[Items from a data source]
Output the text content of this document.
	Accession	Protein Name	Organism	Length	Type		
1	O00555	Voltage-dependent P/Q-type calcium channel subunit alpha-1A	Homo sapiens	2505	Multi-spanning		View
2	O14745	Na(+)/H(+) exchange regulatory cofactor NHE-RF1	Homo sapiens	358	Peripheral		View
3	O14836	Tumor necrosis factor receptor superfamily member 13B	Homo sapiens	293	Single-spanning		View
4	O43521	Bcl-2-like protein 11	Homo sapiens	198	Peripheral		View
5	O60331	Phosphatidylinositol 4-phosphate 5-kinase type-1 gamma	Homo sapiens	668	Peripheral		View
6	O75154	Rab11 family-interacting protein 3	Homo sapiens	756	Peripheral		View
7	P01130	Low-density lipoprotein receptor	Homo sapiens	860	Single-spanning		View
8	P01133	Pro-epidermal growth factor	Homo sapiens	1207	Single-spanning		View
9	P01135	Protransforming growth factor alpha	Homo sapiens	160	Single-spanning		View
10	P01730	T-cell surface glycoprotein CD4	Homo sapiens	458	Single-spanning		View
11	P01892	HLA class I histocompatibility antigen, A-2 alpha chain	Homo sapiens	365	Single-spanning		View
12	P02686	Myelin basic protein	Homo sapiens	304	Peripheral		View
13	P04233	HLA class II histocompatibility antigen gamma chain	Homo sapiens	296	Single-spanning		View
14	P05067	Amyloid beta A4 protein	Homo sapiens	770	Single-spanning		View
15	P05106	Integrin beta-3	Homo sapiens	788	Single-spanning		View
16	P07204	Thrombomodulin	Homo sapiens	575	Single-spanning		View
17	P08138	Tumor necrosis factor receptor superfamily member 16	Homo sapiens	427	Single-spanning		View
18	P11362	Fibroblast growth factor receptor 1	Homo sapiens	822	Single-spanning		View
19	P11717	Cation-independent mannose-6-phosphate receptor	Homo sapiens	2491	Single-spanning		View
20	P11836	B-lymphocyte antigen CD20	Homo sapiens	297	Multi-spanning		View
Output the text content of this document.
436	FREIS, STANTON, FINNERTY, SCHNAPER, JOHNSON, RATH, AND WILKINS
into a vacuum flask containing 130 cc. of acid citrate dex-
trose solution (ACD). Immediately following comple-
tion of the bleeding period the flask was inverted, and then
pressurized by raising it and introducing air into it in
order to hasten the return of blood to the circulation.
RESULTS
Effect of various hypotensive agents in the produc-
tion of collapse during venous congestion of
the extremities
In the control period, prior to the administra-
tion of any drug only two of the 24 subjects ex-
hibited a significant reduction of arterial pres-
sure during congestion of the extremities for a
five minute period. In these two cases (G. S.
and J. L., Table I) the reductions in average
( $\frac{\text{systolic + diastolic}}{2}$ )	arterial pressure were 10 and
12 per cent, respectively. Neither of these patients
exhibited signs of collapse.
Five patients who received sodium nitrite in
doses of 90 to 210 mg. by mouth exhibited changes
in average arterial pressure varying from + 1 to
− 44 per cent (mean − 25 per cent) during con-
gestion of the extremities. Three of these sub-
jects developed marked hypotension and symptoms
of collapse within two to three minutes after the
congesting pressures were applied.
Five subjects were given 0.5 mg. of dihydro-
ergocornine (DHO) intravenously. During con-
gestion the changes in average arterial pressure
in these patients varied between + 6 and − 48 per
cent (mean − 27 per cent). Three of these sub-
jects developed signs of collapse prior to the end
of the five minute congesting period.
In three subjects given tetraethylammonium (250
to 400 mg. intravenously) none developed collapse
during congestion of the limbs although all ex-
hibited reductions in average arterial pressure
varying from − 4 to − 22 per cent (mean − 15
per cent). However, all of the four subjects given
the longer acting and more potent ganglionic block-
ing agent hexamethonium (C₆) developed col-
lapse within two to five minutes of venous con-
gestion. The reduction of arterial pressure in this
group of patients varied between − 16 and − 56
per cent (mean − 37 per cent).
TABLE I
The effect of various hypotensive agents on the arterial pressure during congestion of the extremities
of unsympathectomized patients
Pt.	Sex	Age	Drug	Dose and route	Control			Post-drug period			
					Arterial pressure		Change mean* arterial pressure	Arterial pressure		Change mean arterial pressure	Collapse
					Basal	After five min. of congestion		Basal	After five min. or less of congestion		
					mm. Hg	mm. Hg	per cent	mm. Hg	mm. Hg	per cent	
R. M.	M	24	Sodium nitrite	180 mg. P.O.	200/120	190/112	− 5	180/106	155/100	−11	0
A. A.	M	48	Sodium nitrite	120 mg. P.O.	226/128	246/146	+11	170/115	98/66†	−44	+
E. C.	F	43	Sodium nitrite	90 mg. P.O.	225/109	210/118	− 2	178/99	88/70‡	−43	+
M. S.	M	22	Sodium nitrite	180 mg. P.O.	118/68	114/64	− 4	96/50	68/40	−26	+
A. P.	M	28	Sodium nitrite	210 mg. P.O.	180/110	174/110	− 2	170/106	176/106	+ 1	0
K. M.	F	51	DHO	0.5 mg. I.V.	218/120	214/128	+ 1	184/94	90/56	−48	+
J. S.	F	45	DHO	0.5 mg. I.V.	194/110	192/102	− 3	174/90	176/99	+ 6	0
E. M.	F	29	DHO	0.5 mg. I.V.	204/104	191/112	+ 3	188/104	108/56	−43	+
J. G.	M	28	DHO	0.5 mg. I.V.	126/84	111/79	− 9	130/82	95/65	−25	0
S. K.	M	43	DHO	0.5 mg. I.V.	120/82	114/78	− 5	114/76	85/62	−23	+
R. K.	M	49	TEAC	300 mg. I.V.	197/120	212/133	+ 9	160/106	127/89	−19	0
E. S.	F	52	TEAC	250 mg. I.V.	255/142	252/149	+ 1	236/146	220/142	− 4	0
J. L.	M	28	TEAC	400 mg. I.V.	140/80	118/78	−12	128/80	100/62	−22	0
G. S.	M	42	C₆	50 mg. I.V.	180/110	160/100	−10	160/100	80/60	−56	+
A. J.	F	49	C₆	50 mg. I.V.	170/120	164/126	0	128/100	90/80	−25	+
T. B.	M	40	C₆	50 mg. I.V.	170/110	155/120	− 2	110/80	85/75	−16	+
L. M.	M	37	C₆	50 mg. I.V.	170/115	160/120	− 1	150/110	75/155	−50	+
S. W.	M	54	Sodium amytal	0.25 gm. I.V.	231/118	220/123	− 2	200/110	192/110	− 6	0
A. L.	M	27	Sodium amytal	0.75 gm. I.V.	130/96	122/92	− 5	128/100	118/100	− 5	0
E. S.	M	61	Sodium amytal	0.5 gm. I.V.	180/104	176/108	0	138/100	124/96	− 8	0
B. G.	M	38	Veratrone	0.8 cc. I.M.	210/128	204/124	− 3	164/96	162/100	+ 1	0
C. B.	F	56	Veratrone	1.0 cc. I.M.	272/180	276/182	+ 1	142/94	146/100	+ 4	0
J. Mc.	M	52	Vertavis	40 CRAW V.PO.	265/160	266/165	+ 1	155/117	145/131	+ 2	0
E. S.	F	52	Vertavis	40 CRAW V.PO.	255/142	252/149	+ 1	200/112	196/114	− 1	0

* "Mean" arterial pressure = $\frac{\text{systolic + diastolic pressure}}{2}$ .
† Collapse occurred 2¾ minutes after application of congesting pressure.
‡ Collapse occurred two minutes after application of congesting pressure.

● What to work on: Give every record again, exactly as it appears.

● Written solution:
Output the text content of this document.
	Accession	Protein Name	Organism	Length	Type		
1	O00555	Voltage-dependent P/Q-type calcium channel subunit alpha-1A	Homo sapiens	2505	Multi-spanning		View
2	O14745	Na(+)/H(+) exchange regulatory cofactor NHE-RF1	Homo sapiens	358	Peripheral		View
3	O14836	Tumor necrosis factor receptor superfamily member 13B	Homo sapiens	293	Single-spanning		View
4	O43521	Bcl-2-like protein 11	Homo sapiens	198	Peripheral		View
5	O60331	Phosphatidylinositol 4-phosphate 5-kinase type-1 gamma	Homo sapiens	668	Peripheral		View
6	O75154	Rab11 family-interacting protein 3	Homo sapiens	756	Peripheral		View
7	P01130	Low-density lipoprotein receptor	Homo sapiens	860	Single-spanning		View
8	P01133	Pro-epidermal growth factor	Homo sapiens	1207	Single-spanning		View
9	P01135	Protransforming growth factor alpha	Homo sapiens	160	Single-spanning		View
10	P01730	T-cell surface glycoprotein CD4	Homo sapiens	458	Single-spanning		View
11	P01892	HLA class I histocompatibility antigen, A-2 alpha chain	Homo sapiens	365	Single-spanning		View
12	P02686	Myelin basic protein	Homo sapiens	304	Peripheral		View
13	P04233	HLA class II histocompatibility antigen gamma chain	Homo sapiens	296	Single-spanning		View
14	P05067	Amyloid beta A4 protein	Homo sapiens	770	Single-spanning		View
15	P05106	Integrin beta-3	Homo sapiens	788	Single-spanning		View
16	P07204	Thrombomodulin	Homo sapiens	575	Single-spanning		View
17	P08138	Tumor necrosis factor receptor superfamily member 16	Homo sapiens	427	Single-spanning		View
18	P11362	Fibroblast growth factor receptor 1	Homo sapiens	822	Single-spanning		View
19	P11717	Cation-independent mannose-6-phosphate receptor	Homo sapiens	2491	Single-spanning		View
20	P11836	B-lymphocyte antigen CD20	Homo sapiens	297	Multi-spanning		View
Output the text content of this document.
436	FREIS, STANTON, FINNERTY, SCHNAPER, JOHNSON, RATH, AND WILKINS
into a vacuum flask containing 130 cc. of acid citrate dex-
trose solution (ACD). Immediately following comple-
tion of the bleeding period the flask was inverted, and then
pressurized by raising it and introducing air into it in
order to hasten the return of blood to the circulation.
RESULTS
Effect of various hypotensive agents in the produc-
tion of collapse during venous congestion of
the extremities
In the control period, prior to the administra-
tion of any drug only two of the 24 subjects ex-
hibited a significant reduction of arterial pres-
sure during congestion of the extremities for a
five minute period. In these two cases (G. S.
and J. L., Table I) the reductions in average
( $\frac{\text{systolic + diastolic}}{2}$ )	arterial pressure were 10 and
12 per cent, respectively. Neither of these patients
exhibited signs of collapse.
Five patients who received sodium nitrite in
doses of 90 to 210 mg. by mouth exhibited changes
in average arterial pressure varying from + 1 to
− 44 per cent (mean − 25 per cent) during con-
gestion of the extremities. Three of these sub-
jects developed marked hypotension and symptoms
of collapse within two to three minutes after the
congesting pressures were applied.
Five subjects were given 0.5 mg. of dihydro-
ergocornine (DHO) intravenously. During con-
gestion the changes in average arterial pressure
in these patients varied between + 6 and − 48 per
cent (mean − 27 per cent). Three of these sub-
jects developed signs of collapse prior to the end
of the five minute congesting period.
In three subjects given tetraethylammonium (250
to 400 mg. intravenously) none developed collapse
during congestion of the limbs although all ex-
hibited reductions in average arterial pressure
varying from − 4 to − 22 per cent (mean − 15
per cent). However, all of the four subjects given
the longer acting and more potent ganglionic block-
ing agent hexamethonium (C₆) developed col-
lapse within two to five minutes of venous con-
gestion. The reduction of arterial pressure in this
group of patients varied between − 16 and − 56
per cent (mean − 37 per cent).
TABLE I
The effect of various hypotensive agents on the arterial pressure during congestion of the extremities
of unsympathectomized patients
Pt.	Sex	Age	Drug	Dose and route	Control			Post-drug period			
					Arterial pressure		Change mean* arterial pressure	Arterial pressure		Change mean arterial pressure	Collapse
					Basal	After five min. of congestion		Basal	After five min. or less of congestion		
					mm. Hg	mm. Hg	per cent	mm. Hg	mm. Hg	per cent	
R. M.	M	24	Sodium nitrite	180 mg. P.O.	200/120	190/112	− 5	180/106	155/100	−11	0
A. A.	M	48	Sodium nitrite	120 mg. P.O.	226/128	246/146	+11	170/115	98/66†	−44	+
E. C.	F	43	Sodium nitrite	90 mg. P.O.	225/109	210/118	− 2	178/99	88/70‡	−43	+
M. S.	M	22	Sodium nitrite	180 mg. P.O.	118/68	114/64	− 4	96/50	68/40	−26	+
A. P.	M	28	Sodium nitrite	210 mg. P.O.	180/110	174/110	− 2	170/106	176/106	+ 1	0
K. M.	F	51	DHO	0.5 mg. I.V.	218/120	214/128	+ 1	184/94	90/56	−48	+
J. S.	F	45	DHO	0.5 mg. I.V.	194/110	192/102	− 3	174/90	176/99	+ 6	0
E. M.	F	29	DHO	0.5 mg. I.V.	204/104	191/112	+ 3	188/104	108/56	−43	+
J. G.	M	28	DHO	0.5 mg. I.V.	126/84	111/79	− 9	130/82	95/65	−25	0
S. K.	M	43	DHO	0.5 mg. I.V.	120/82	114/78	− 5	114/76	85/62	−23	+
R. K.	M	49	TEAC	300 mg. I.V.	197/120	212/133	+ 9	160/106	127/89	−19	0
E. S.	F	52	TEAC	250 mg. I.V.	255/142	252/149	+ 1	236/146	220/142	− 4	0
J. L.	M	28	TEAC	400 mg. I.V.	140/80	118/78	−12	128/80	100/62	−22	0
G. S.	M	42	C₆	50 mg. I.V.	180/110	160/100	−10	160/100	80/60	−56	+
A. J.	F	49	C₆	50 mg. I.V.	170/120	164/126	0	128/100	90/80	−25	+
T. B.	M	40	C₆	50 mg. I.V.	170/110	155/120	− 2	110/80	85/75	−16	+
L. M.	M	37	C₆	50 mg. I.V.	170/115	160/120	− 1	150/110	75/155	−50	+
S. W.	M	54	Sodium amytal	0.25 gm. I.V.	231/118	220/123	− 2	200/110	192/110	− 6	0
A. L.	M	27	Sodium amytal	0.75 gm. I.V.	130/96	122/92	− 5	128/100	118/100	− 5	0
E. S.	M	61	Sodium amytal	0.5 gm. I.V.	180/104	176/108	0	138/100	124/96	− 8	0
B. G.	M	38	Veratrone	0.8 cc. I.M.	210/128	204/124	− 3	164/96	162/100	+ 1	0
C. B.	F	56	Veratrone	1.0 cc. I.M.	272/180	276/182	+ 1	142/94	146/100	+ 4	0
J. Mc.	M	52	Vertavis	40 CRAW V.PO.	265/160	266/165	+ 1	155/117	145/131	+ 2	0
E. S.	F	52	Vertavis	40 CRAW V.PO.	255/142	252/149	+ 1	200/112	196/114	− 1	0

* "Mean" arterial pressure = $\frac{\text{systolic + diastolic pressure}}{2}$ .
† Collapse occurred 2¾ minutes after application of congesting pressure.
‡ Collapse occurred two minutes after application of congesting pressure.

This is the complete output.